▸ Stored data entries
▬▬▬▬▬▬

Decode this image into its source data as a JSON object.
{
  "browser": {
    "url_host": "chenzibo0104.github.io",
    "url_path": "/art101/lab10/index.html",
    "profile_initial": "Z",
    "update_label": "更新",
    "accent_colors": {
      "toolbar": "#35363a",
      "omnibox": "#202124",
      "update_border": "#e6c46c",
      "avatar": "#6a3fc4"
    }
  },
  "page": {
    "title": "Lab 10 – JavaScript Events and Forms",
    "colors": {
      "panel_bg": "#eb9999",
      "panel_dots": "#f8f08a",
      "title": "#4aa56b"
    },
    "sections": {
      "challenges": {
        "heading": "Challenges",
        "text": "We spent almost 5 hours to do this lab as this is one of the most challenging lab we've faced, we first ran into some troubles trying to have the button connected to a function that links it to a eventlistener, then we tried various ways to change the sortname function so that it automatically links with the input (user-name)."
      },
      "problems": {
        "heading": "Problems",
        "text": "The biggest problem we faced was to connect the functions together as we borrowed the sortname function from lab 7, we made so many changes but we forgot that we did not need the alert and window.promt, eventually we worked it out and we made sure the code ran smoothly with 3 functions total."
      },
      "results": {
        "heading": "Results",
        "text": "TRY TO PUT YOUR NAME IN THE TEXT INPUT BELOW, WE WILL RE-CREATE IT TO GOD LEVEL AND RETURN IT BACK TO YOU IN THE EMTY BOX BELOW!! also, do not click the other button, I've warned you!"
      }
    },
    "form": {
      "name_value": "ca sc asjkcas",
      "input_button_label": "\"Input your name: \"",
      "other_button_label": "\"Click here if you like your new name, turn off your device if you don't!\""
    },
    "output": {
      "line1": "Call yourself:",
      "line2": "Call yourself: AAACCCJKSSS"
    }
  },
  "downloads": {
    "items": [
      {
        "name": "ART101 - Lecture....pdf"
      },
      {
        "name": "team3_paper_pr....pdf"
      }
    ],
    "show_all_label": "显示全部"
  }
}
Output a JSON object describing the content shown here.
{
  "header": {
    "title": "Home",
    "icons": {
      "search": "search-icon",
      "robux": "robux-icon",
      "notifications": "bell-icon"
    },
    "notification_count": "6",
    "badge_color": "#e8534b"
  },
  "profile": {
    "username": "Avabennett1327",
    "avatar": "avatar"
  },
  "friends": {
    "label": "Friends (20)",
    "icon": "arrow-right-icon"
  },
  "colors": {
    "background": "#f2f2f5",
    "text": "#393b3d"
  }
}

▬▬▬▬▬▬

▸ Exercise directions
Using the material above, copy every line in which the string "heading" occurs.

▸ Task output
        "heading": "Challenges",
        "heading": "Problems",
        "heading": "Results",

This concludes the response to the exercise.